### Exercise brief
Retype each entry below exactly as it stands.

◆ ◆ ◆ ◆ ◆ ◆ ◆

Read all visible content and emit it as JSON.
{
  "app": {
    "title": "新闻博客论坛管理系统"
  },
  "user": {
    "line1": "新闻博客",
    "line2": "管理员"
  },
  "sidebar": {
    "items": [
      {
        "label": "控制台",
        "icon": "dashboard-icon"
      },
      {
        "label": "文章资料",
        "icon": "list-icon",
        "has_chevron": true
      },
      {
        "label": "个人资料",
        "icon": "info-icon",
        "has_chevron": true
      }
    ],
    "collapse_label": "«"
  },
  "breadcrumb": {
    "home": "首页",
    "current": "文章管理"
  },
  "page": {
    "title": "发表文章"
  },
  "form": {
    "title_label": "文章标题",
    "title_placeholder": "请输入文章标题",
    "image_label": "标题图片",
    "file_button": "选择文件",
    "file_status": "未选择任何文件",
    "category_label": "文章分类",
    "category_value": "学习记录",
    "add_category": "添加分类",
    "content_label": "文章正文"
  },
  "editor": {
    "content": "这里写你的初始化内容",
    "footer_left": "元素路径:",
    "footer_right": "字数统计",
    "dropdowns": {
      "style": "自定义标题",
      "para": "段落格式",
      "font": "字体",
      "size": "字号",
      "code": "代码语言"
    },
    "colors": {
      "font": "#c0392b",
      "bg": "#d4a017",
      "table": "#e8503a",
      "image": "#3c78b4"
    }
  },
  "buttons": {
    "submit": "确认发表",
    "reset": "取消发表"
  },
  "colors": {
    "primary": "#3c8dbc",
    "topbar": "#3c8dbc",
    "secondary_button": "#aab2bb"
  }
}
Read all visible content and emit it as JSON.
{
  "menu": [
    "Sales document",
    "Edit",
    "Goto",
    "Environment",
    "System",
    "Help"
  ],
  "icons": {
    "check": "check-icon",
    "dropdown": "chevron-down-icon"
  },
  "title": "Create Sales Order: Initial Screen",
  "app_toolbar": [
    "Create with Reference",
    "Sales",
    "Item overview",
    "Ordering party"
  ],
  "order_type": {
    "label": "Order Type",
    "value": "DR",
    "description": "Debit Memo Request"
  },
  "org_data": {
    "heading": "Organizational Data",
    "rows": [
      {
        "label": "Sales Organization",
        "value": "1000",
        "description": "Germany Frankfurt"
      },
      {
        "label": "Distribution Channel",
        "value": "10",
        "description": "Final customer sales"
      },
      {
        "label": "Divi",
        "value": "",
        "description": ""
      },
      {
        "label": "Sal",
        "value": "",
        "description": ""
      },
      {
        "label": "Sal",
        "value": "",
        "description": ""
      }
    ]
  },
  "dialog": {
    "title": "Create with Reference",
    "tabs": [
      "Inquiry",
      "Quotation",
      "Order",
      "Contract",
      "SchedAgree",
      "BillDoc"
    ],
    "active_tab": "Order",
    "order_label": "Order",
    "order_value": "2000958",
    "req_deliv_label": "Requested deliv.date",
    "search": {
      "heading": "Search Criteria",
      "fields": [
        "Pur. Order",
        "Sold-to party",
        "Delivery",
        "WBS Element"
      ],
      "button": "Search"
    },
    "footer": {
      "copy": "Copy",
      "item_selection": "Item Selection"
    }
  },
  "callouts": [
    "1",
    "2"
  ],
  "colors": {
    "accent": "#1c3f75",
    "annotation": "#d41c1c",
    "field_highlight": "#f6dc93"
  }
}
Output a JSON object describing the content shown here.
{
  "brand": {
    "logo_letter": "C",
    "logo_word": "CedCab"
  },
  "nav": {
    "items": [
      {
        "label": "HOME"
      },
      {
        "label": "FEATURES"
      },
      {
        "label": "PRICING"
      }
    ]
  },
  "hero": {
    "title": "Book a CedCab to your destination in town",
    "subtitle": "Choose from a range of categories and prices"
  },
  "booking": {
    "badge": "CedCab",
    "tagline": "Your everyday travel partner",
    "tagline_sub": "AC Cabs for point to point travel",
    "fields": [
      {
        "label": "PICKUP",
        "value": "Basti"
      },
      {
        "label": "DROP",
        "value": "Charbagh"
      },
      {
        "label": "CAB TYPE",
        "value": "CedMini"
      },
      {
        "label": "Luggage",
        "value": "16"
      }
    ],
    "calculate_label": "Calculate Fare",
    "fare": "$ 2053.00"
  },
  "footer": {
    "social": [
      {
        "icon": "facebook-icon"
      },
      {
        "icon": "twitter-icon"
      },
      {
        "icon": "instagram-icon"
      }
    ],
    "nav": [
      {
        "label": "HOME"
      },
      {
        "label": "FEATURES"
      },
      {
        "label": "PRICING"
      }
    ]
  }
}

◆ ◆ ◆ ◆ ◆ ◆ ◆

### Complete output
Read all visible content and emit it as JSON.
{
  "app": {
    "title": "新闻博客论坛管理系统"
  },
  "user": {
    "line1": "新闻博客",
    "line2": "管理员"
  },
  "sidebar": {
    "items": [
      {
        "label": "控制台",
        "icon": "dashboard-icon"
      },
      {
        "label": "文章资料",
        "icon": "list-icon",
        "has_chevron": true
      },
      {
        "label": "个人资料",
        "icon": "info-icon",
        "has_chevron": true
      }
    ],
    "collapse_label": "«"
  },
  "breadcrumb": {
    "home": "首页",
    "current": "文章管理"
  },
  "page": {
    "title": "发表文章"
  },
  "form": {
    "title_label": "文章标题",
    "title_placeholder": "请输入文章标题",
    "image_label": "标题图片",
    "file_button": "选择文件",
    "file_status": "未选择任何文件",
    "category_label": "文章分类",
    "category_value": "学习记录",
    "add_category": "添加分类",
    "content_label": "文章正文"
  },
  "editor": {
    "content": "这里写你的初始化内容",
    "footer_left": "元素路径:",
    "footer_right": "字数统计",
    "dropdowns": {
      "style": "自定义标题",
      "para": "段落格式",
      "font": "字体",
      "size": "字号",
      "code": "代码语言"
    },
    "colors": {
      "font": "#c0392b",
      "bg": "#d4a017",
      "table": "#e8503a",
      "image": "#3c78b4"
    }
  },
  "buttons": {
    "submit": "确认发表",
    "reset": "取消发表"
  },
  "colors": {
    "primary": "#3c8dbc",
    "topbar": "#3c8dbc",
    "secondary_button": "#aab2bb"
  }
}
Read all visible content and emit it as JSON.
{
  "menu": [
    "Sales document",
    "Edit",
    "Goto",
    "Environment",
    "System",
    "Help"
  ],
  "icons": {
    "check": "check-icon",
    "dropdown": "chevron-down-icon"
  },
  "title": "Create Sales Order: Initial Screen",
  "app_toolbar": [
    "Create with Reference",
    "Sales",
    "Item overview",
    "Ordering party"
  ],
  "order_type": {
    "label": "Order Type",
    "value": "DR",
    "description": "Debit Memo Request"
  },
  "org_data": {
    "heading": "Organizational Data",
    "rows": [
      {
        "label": "Sales Organization",
        "value": "1000",
        "description": "Germany Frankfurt"
      },
      {
        "label": "Distribution Channel",
        "value": "10",
        "description": "Final customer sales"
      },
      {
        "label": "Divi",
        "value": "",
        "description": ""
      },
      {
        "label": "Sal",
        "value": "",
        "description": ""
      },
      {
        "label": "Sal",
        "value": "",
        "description": ""
      }
    ]
  },
  "dialog": {
    "title": "Create with Reference",
    "tabs": [
      "Inquiry",
      "Quotation",
      "Order",
      "Contract",
      "SchedAgree",
      "BillDoc"
    ],
    "active_tab": "Order",
    "order_label": "Order",
    "order_value": "2000958",
    "req_deliv_label": "Requested deliv.date",
    "search": {
      "heading": "Search Criteria",
      "fields": [
        "Pur. Order",
        "Sold-to party",
        "Delivery",
        "WBS Element"
      ],
      "button": "Search"
    },
    "footer": {
      "copy": "Copy",
      "item_selection": "Item Selection"
    }
  },
  "callouts": [
    "1",
    "2"
  ],
  "colors": {
    "accent": "#1c3f75",
    "annotation": "#d41c1c",
    "field_highlight": "#f6dc93"
  }
}
Output a JSON object describing the content shown here.
{
  "brand": {
    "logo_letter": "C",
    "logo_word": "CedCab"
  },
  "nav": {
    "items": [
      {
        "label": "HOME"
      },
      {
        "label": "FEATURES"
      },
      {
        "label": "PRICING"
      }
    ]
  },
  "hero": {
    "title": "Book a CedCab to your destination in town",
    "subtitle": "Choose from a range of categories and prices"
  },
  "booking": {
    "badge": "CedCab",
    "tagline": "Your everyday travel partner",
    "tagline_sub": "AC Cabs for point to point travel",
    "fields": [
      {
        "label": "PICKUP",
        "value": "Basti"
      },
      {
        "label": "DROP",
        "value": "Charbagh"
      },
      {
        "label": "CAB TYPE",
        "value": "CedMini"
      },
      {
        "label": "Luggage",
        "value": "16"
      }
    ],
    "calculate_label": "Calculate Fare",
    "fare": "$ 2053.00"
  },
  "footer": {
    "social": [
      {
        "icon": "facebook-icon"
      },
      {
        "icon": "twitter-icon"
      },
      {
        "icon": "instagram-icon"
      }
    ],
    "nav": [
      {
        "label": "HOME"
      },
      {
        "label": "FEATURES"
      },
      {
        "label": "PRICING"
      }
    ]
  }
}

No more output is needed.